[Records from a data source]
_____
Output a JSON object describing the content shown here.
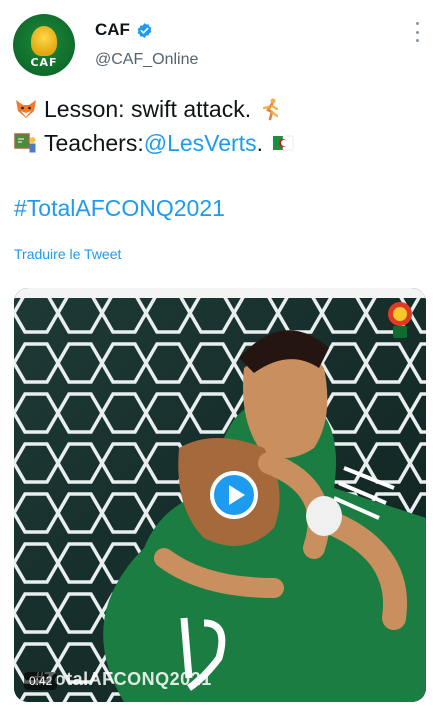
{
  "account": {
    "display_name": "CAF",
    "handle": "@CAF_Online",
    "avatar_text": "CAF"
  },
  "tweet": {
    "line1": {
      "emoji": "fox-emoji",
      "text": "Lesson: swift attack.",
      "emoji_after": "running-person-emoji"
    },
    "line2": {
      "emoji": "blackboard-emoji",
      "text_before": "Teachers: ",
      "mention": "@LesVerts",
      "text_after": ".",
      "emoji_after": "algeria-flag-emoji"
    },
    "hashtag": "#TotalAFCONQ2021",
    "translate_label": "Traduire le Tweet"
  },
  "media": {
    "duration": "0:42",
    "overlay_text": "#TotalAFCONQ2021",
    "play_icon": "play-icon",
    "badge_text": "CAF"
  },
  "colors": {
    "link": "#1d9bf0",
    "text": "#0f1419",
    "secondary": "#536471"
  }
}
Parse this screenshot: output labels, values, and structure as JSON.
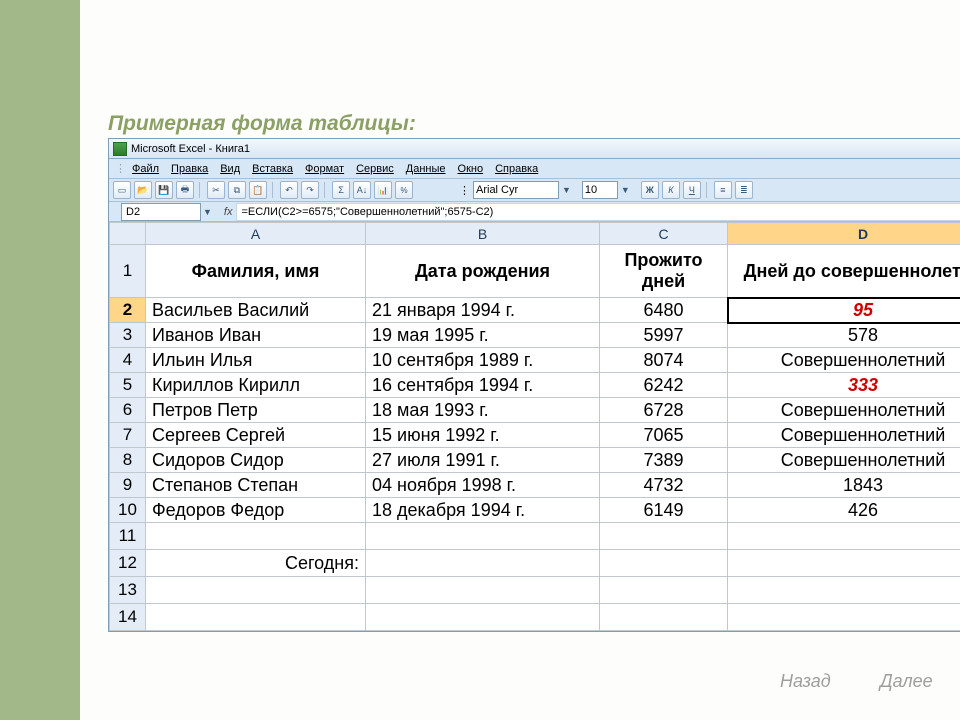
{
  "slide_title": "Примерная форма таблицы:",
  "title_bar": "Microsoft Excel - Книга1",
  "menu": [
    "Файл",
    "Правка",
    "Вид",
    "Вставка",
    "Формат",
    "Сервис",
    "Данные",
    "Окно",
    "Справка"
  ],
  "font_name": "Arial Cyr",
  "font_size": "10",
  "name_box": "D2",
  "fx": "fx",
  "formula": "=ЕСЛИ(C2>=6575;\"Совершеннолетний\";6575-C2)",
  "cols": [
    "A",
    "B",
    "C",
    "D"
  ],
  "col_selected": "D",
  "row_selected": 2,
  "headers": [
    "Фамилия, имя",
    "Дата рождения",
    "Прожито дней",
    "Дней до совершеннолетия"
  ],
  "rows": [
    {
      "n": 2,
      "a": "Васильев Василий",
      "b": "21 января 1994 г.",
      "c": "6480",
      "d": "95",
      "d_red": true
    },
    {
      "n": 3,
      "a": "Иванов Иван",
      "b": "19 мая 1995 г.",
      "c": "5997",
      "d": "578"
    },
    {
      "n": 4,
      "a": "Ильин Илья",
      "b": "10 сентября 1989 г.",
      "c": "8074",
      "d": "Совершеннолетний"
    },
    {
      "n": 5,
      "a": "Кириллов Кирилл",
      "b": "16 сентября 1994 г.",
      "c": "6242",
      "d": "333",
      "d_red": true
    },
    {
      "n": 6,
      "a": "Петров Петр",
      "b": "18 мая 1993 г.",
      "c": "6728",
      "d": "Совершеннолетний"
    },
    {
      "n": 7,
      "a": "Сергеев Сергей",
      "b": "15 июня 1992 г.",
      "c": "7065",
      "d": "Совершеннолетний"
    },
    {
      "n": 8,
      "a": "Сидоров Сидор",
      "b": "27 июля 1991 г.",
      "c": "7389",
      "d": "Совершеннолетний"
    },
    {
      "n": 9,
      "a": "Степанов Степан",
      "b": "04 ноября 1998 г.",
      "c": "4732",
      "d": "1843"
    },
    {
      "n": 10,
      "a": "Федоров Федор",
      "b": "18 декабря 1994 г.",
      "c": "6149",
      "d": "426"
    }
  ],
  "today_label": "Сегодня:",
  "nav": {
    "back": "Назад",
    "next": "Далее"
  },
  "bold": "Ж",
  "italic": "К",
  "under": "Ч"
}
_____
- [SET TASK] Exactly reproduce the entries above, minus the pictures.

- [SOLUTION BELOW]
Output a JSON object describing the content shown here.
{
  "account": {
    "display_name": "CAF",
    "handle": "@CAF_Online",
    "avatar_text": "CAF"
  },
  "tweet": {
    "line1": {
      "emoji": "fox-emoji",
      "text": "Lesson: swift attack.",
      "emoji_after": "running-person-emoji"
    },
    "line2": {
      "emoji": "blackboard-emoji",
      "text_before": "Teachers: ",
      "mention": "@LesVerts",
      "text_after": ".",
      "emoji_after": "algeria-flag-emoji"
    },
    "hashtag": "#TotalAFCONQ2021",
    "translate_label": "Traduire le Tweet"
  },
  "media": {
    "duration": "0:42",
    "overlay_text": "#TotalAFCONQ2021",
    "play_icon": "play-icon",
    "badge_text": "CAF"
  },
  "colors": {
    "link": "#1d9bf0",
    "text": "#0f1419",
    "secondary": "#536471"
  }
}
Parse this screenshot: output labels, values, and structure as JSON.
{
  "slide_title": "Примерная форма таблицы:",
  "title_bar": "Microsoft Excel - Книга1",
  "menu": [
    "Файл",
    "Правка",
    "Вид",
    "Вставка",
    "Формат",
    "Сервис",
    "Данные",
    "Окно",
    "Справка"
  ],
  "font_name": "Arial Cyr",
  "font_size": "10",
  "name_box": "D2",
  "fx": "fx",
  "formula": "=ЕСЛИ(C2>=6575;\"Совершеннолетний\";6575-C2)",
  "cols": [
    "A",
    "B",
    "C",
    "D"
  ],
  "col_selected": "D",
  "row_selected": 2,
  "headers": [
    "Фамилия, имя",
    "Дата рождения",
    "Прожито дней",
    "Дней до совершеннолетия"
  ],
  "rows": [
    {
      "n": 2,
      "a": "Васильев Василий",
      "b": "21 января 1994 г.",
      "c": "6480",
      "d": "95",
      "d_red": true
    },
    {
      "n": 3,
      "a": "Иванов Иван",
      "b": "19 мая 1995 г.",
      "c": "5997",
      "d": "578"
    },
    {
      "n": 4,
      "a": "Ильин Илья",
      "b": "10 сентября 1989 г.",
      "c": "8074",
      "d": "Совершеннолетний"
    },
    {
      "n": 5,
      "a": "Кириллов Кирилл",
      "b": "16 сентября 1994 г.",
      "c": "6242",
      "d": "333",
      "d_red": true
    },
    {
      "n": 6,
      "a": "Петров Петр",
      "b": "18 мая 1993 г.",
      "c": "6728",
      "d": "Совершеннолетний"
    },
    {
      "n": 7,
      "a": "Сергеев Сергей",
      "b": "15 июня 1992 г.",
      "c": "7065",
      "d": "Совершеннолетний"
    },
    {
      "n": 8,
      "a": "Сидоров Сидор",
      "b": "27 июля 1991 г.",
      "c": "7389",
      "d": "Совершеннолетний"
    },
    {
      "n": 9,
      "a": "Степанов Степан",
      "b": "04 ноября 1998 г.",
      "c": "4732",
      "d": "1843"
    },
    {
      "n": 10,
      "a": "Федоров Федор",
      "b": "18 декабря 1994 г.",
      "c": "6149",
      "d": "426"
    }
  ],
  "today_label": "Сегодня:",
  "nav": {
    "back": "Назад",
    "next": "Далее"
  },
  "bold": "Ж",
  "italic": "К",
  "under": "Ч"
}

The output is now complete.